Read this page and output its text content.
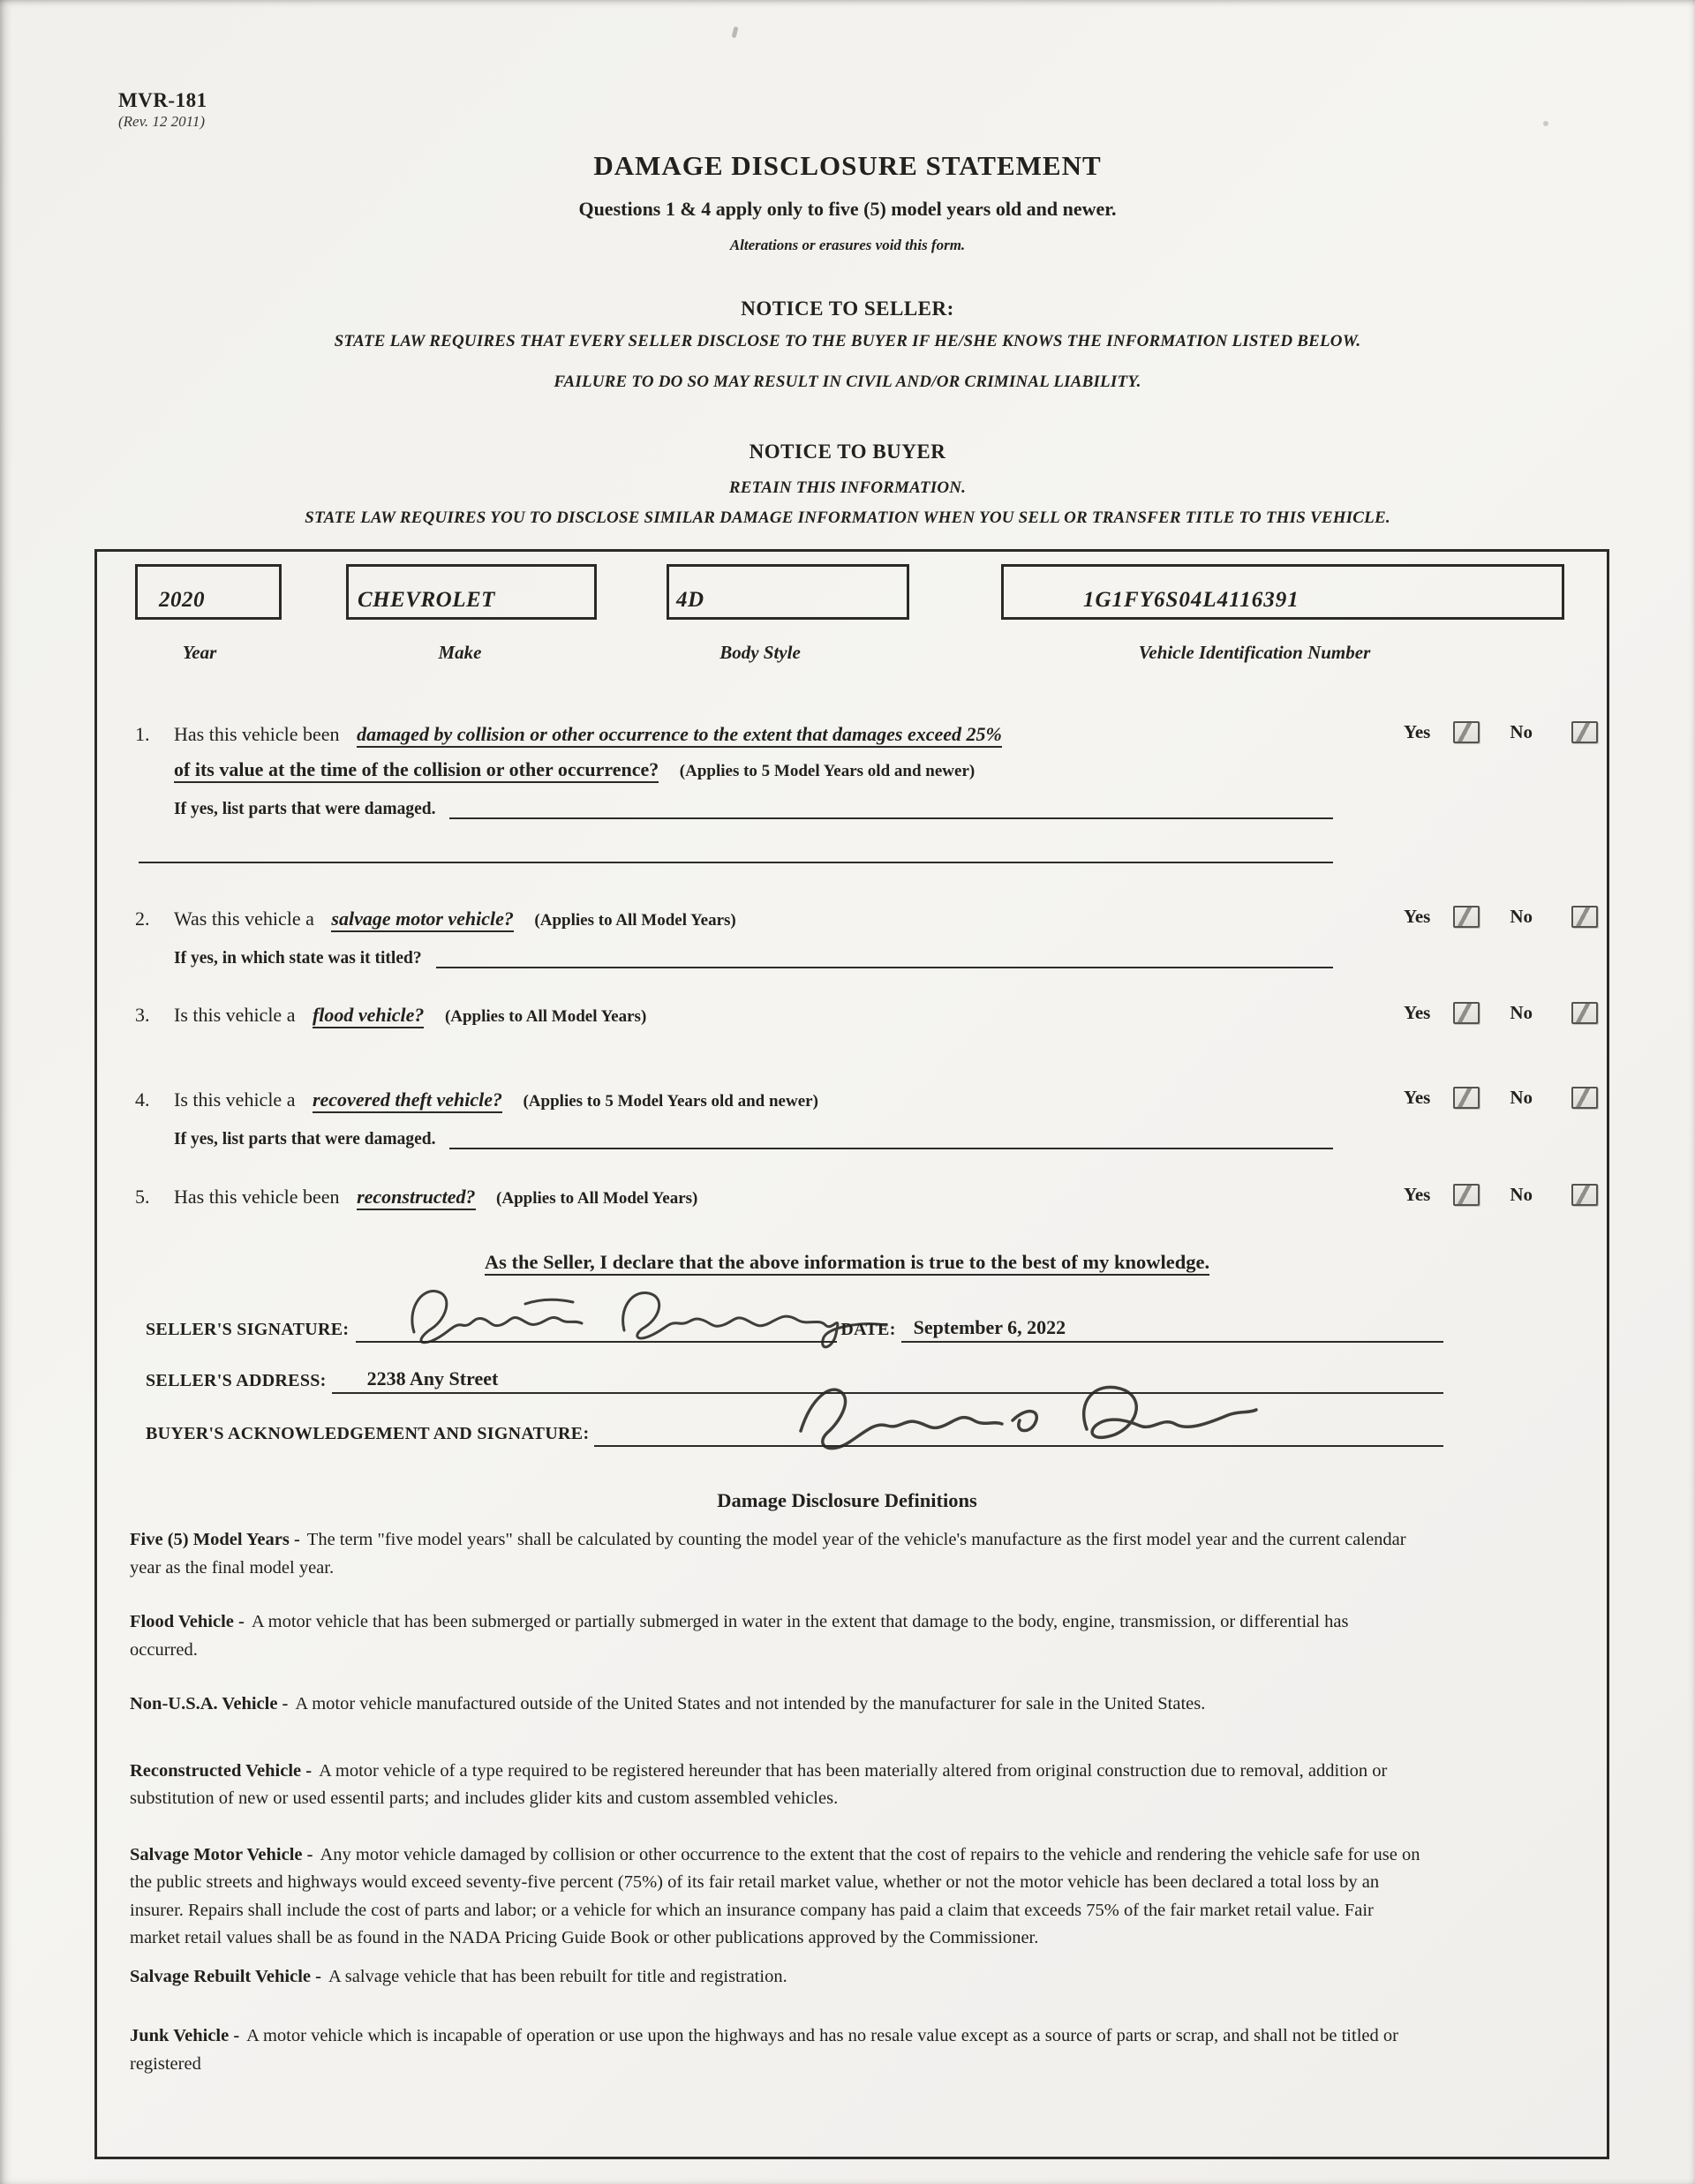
MVR-181
(Rev. 12 2011)
DAMAGE DISCLOSURE STATEMENT
Questions 1 & 4 apply only to five (5) model years old and newer.
Alterations or erasures void this form.
NOTICE TO SELLER:
STATE LAW REQUIRES THAT EVERY SELLER DISCLOSE TO THE BUYER IF HE/SHE KNOWS THE INFORMATION LISTED BELOW.
FAILURE TO DO SO MAY RESULT IN CIVIL AND/OR CRIMINAL LIABILITY.
NOTICE TO BUYER
RETAIN THIS INFORMATION.
STATE LAW REQUIRES YOU TO DISCLOSE SIMILAR DAMAGE INFORMATION WHEN YOU SELL OR TRANSFER TITLE TO THIS VEHICLE.
2020	CHEVROLET	4D	1G1FY6S04L4116391
Year	Make	Body Style	Vehicle Identification Number
1. Has this vehicle been damaged by collision or other occurrence to the extent that damages exceed 25%
of its value at the time of the collision or other occurrence? (Applies to 5 Model Years old and newer)
If yes, list parts that were damaged.
Yes	No
2. Was this vehicle a salvage motor vehicle? (Applies to All Model Years)
If yes, in which state was it titled?
Yes	No
3. Is this vehicle a flood vehicle? (Applies to All Model Years)	Yes	No
4. Is this vehicle a recovered theft vehicle? (Applies to 5 Model Years old and newer)
If yes, list parts that were damaged.
Yes	No
5. Has this vehicle been reconstructed? (Applies to All Model Years)	Yes	No
As the Seller, I declare that the above information is true to the best of my knowledge.
SELLER'S SIGNATURE:	DATE: September 6, 2022
SELLER'S ADDRESS:	2238 Any Street
BUYER'S ACKNOWLEDGEMENT AND SIGNATURE:
Damage Disclosure Definitions

Five (5) Model Years - The term "five model years" shall be calculated by counting the model year of the vehicle's manufacture as the first model year and the current calendar year as the final model year.

Flood Vehicle - A motor vehicle that has been submerged or partially submerged in water in the extent that damage to the body, engine, transmission, or differential has occurred.

Non-U.S.A. Vehicle - A motor vehicle manufactured outside of the United States and not intended by the manufacturer for sale in the United States.

Reconstructed Vehicle - A motor vehicle of a type required to be registered hereunder that has been materially altered from original construction due to removal, addition or substitution of new or used essentil parts; and includes glider kits and custom assembled vehicles.

Salvage Motor Vehicle - Any motor vehicle damaged by collision or other occurrence to the extent that the cost of repairs to the vehicle and rendering the vehicle safe for use on the public streets and highways would exceed seventy-five percent (75%) of its fair retail market value, whether or not the motor vehicle has been declared a total loss by an insurer. Repairs shall include the cost of parts and labor; or a vehicle for which an insurance company has paid a claim that exceeds 75% of the fair market retail value. Fair market retail values shall be as found in the NADA Pricing Guide Book or other publications approved by the Commissioner.

Salvage Rebuilt Vehicle - A salvage vehicle that has been rebuilt for title and registration.

Junk Vehicle - A motor vehicle which is incapable of operation or use upon the highways and has no resale value except as a source of parts or scrap, and shall not be titled or registered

_ _ _ _ _

Requirements – Every record above should be transcribed exactly; the pictures stay out of the copy.

In response –
Read this page and output its text content.
MVR-181
(Rev. 12 2011)
DAMAGE DISCLOSURE STATEMENT
Questions 1 & 4 apply only to five (5) model years old and newer.
Alterations or erasures void this form.
NOTICE TO SELLER:
STATE LAW REQUIRES THAT EVERY SELLER DISCLOSE TO THE BUYER IF HE/SHE KNOWS THE INFORMATION LISTED BELOW.
FAILURE TO DO SO MAY RESULT IN CIVIL AND/OR CRIMINAL LIABILITY.
NOTICE TO BUYER
RETAIN THIS INFORMATION.
STATE LAW REQUIRES YOU TO DISCLOSE SIMILAR DAMAGE INFORMATION WHEN YOU SELL OR TRANSFER TITLE TO THIS VEHICLE.
2020	CHEVROLET	4D	1G1FY6S04L4116391
Year	Make	Body Style	Vehicle Identification Number
1. Has this vehicle been damaged by collision or other occurrence to the extent that damages exceed 25%
of its value at the time of the collision or other occurrence? (Applies to 5 Model Years old and newer)
If yes, list parts that were damaged.
Yes	No
2. Was this vehicle a salvage motor vehicle? (Applies to All Model Years)
If yes, in which state was it titled?
Yes	No
3. Is this vehicle a flood vehicle? (Applies to All Model Years)	Yes	No
4. Is this vehicle a recovered theft vehicle? (Applies to 5 Model Years old and newer)
If yes, list parts that were damaged.
Yes	No
5. Has this vehicle been reconstructed? (Applies to All Model Years)	Yes	No
As the Seller, I declare that the above information is true to the best of my knowledge.
SELLER'S SIGNATURE:	DATE: September 6, 2022
SELLER'S ADDRESS:	2238 Any Street
BUYER'S ACKNOWLEDGEMENT AND SIGNATURE:
Damage Disclosure Definitions

Five (5) Model Years - The term "five model years" shall be calculated by counting the model year of the vehicle's manufacture as the first model year and the current calendar year as the final model year.

Flood Vehicle - A motor vehicle that has been submerged or partially submerged in water in the extent that damage to the body, engine, transmission, or differential has occurred.

Non-U.S.A. Vehicle - A motor vehicle manufactured outside of the United States and not intended by the manufacturer for sale in the United States.

Reconstructed Vehicle - A motor vehicle of a type required to be registered hereunder that has been materially altered from original construction due to removal, addition or substitution of new or used essentil parts; and includes glider kits and custom assembled vehicles.

Salvage Motor Vehicle - Any motor vehicle damaged by collision or other occurrence to the extent that the cost of repairs to the vehicle and rendering the vehicle safe for use on the public streets and highways would exceed seventy-five percent (75%) of its fair retail market value, whether or not the motor vehicle has been declared a total loss by an insurer. Repairs shall include the cost of parts and labor; or a vehicle for which an insurance company has paid a claim that exceeds 75% of the fair market retail value. Fair market retail values shall be as found in the NADA Pricing Guide Book or other publications approved by the Commissioner.

Salvage Rebuilt Vehicle - A salvage vehicle that has been rebuilt for title and registration.

Junk Vehicle - A motor vehicle which is incapable of operation or use upon the highways and has no resale value except as a source of parts or scrap, and shall not be titled or registered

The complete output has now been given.